What you will do
Find the lines holding the string "Scenery" in the data, then copy all of them.

Material to process
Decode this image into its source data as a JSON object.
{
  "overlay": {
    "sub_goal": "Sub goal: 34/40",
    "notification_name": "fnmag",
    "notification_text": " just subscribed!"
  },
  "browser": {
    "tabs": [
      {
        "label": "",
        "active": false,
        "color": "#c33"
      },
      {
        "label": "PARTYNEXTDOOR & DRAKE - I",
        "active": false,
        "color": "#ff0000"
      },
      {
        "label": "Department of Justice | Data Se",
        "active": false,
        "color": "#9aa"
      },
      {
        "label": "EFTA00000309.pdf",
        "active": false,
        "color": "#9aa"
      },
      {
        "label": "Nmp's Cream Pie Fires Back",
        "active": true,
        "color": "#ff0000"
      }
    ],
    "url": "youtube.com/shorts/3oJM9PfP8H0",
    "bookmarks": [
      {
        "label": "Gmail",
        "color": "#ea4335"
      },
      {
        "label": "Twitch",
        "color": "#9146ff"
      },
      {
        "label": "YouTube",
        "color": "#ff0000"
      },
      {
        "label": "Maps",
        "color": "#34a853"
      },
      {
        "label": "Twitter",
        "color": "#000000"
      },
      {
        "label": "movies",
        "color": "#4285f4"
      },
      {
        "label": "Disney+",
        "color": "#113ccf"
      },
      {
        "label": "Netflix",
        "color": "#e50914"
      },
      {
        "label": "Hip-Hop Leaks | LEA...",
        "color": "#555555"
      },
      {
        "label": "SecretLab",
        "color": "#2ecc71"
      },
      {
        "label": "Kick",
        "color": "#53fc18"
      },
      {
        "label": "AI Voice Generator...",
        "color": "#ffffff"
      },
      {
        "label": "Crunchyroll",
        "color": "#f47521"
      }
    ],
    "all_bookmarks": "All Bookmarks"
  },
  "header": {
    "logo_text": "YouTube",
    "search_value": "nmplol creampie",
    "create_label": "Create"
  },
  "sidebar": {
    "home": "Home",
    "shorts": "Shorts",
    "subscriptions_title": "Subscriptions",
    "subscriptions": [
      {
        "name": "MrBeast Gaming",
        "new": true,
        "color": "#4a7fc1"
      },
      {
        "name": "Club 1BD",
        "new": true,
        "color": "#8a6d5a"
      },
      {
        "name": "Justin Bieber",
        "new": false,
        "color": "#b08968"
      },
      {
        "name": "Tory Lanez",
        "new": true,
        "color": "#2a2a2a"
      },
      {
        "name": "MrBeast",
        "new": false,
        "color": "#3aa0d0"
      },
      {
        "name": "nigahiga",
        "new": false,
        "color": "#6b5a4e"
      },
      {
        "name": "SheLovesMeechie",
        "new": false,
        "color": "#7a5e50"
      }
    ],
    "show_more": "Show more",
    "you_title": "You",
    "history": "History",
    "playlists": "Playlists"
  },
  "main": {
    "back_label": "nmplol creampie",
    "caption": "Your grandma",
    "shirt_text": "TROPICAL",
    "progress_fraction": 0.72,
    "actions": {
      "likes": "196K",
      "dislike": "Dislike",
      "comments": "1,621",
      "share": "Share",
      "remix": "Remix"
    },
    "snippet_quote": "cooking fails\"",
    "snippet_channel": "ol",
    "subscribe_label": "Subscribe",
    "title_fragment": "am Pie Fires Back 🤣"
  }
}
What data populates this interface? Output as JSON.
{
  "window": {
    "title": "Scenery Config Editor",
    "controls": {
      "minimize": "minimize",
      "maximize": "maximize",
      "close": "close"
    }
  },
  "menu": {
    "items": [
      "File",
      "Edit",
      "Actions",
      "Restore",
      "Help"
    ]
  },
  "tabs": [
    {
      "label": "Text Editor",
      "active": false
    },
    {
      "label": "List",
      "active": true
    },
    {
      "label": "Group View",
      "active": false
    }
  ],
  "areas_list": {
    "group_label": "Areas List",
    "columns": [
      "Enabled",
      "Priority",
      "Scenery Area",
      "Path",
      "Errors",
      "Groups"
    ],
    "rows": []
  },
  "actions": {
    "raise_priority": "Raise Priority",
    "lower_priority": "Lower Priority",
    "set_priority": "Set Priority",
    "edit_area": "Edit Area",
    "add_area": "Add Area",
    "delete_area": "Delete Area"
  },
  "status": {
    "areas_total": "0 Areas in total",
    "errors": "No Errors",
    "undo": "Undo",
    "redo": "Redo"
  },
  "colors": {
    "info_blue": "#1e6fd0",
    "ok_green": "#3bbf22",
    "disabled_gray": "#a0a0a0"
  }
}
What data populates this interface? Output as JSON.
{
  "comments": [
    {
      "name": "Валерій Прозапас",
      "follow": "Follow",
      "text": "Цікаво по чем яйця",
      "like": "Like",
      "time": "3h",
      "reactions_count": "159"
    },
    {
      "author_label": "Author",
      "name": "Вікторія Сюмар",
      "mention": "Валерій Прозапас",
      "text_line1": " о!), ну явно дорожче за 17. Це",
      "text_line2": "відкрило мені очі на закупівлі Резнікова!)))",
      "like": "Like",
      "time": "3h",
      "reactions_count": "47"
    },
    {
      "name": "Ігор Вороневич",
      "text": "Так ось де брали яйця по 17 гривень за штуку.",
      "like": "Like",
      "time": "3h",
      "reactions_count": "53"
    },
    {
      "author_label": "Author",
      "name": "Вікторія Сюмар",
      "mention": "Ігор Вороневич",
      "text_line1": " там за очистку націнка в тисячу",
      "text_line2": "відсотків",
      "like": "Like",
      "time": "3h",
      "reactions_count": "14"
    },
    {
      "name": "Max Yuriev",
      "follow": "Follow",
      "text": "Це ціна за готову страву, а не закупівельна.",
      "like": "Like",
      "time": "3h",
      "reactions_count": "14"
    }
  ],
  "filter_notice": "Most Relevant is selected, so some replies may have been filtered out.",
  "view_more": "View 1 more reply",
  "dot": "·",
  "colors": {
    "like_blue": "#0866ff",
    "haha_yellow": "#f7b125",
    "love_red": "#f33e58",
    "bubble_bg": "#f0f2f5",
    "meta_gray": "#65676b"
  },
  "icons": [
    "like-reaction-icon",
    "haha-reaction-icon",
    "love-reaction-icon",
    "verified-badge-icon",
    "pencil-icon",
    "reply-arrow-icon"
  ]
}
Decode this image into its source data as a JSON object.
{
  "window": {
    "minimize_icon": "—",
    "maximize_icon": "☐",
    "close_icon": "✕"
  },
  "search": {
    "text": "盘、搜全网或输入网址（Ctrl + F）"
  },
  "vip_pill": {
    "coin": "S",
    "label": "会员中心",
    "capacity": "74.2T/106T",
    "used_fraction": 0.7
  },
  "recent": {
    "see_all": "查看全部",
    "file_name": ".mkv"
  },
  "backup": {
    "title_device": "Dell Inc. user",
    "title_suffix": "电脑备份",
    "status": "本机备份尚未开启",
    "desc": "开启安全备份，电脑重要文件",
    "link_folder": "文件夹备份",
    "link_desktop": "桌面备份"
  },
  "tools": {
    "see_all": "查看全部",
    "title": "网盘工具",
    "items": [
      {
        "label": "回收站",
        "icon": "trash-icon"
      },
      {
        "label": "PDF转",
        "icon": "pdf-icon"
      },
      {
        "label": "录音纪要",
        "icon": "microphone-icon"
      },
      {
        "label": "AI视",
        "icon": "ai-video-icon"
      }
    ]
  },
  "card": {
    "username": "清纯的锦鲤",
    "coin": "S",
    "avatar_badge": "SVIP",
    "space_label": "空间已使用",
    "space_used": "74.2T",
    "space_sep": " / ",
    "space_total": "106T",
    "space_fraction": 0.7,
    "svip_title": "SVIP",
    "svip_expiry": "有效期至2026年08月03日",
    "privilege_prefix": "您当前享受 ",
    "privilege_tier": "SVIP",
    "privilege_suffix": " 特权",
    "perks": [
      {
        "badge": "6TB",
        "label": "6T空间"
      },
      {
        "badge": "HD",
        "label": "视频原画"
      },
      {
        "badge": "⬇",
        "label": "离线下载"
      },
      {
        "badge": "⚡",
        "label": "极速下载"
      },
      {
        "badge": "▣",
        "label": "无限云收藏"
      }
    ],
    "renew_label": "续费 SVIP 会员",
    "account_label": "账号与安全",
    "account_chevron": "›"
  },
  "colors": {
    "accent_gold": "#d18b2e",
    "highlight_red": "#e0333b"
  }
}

Task response
    "title": "Scenery Config Editor",
      "Scenery Area",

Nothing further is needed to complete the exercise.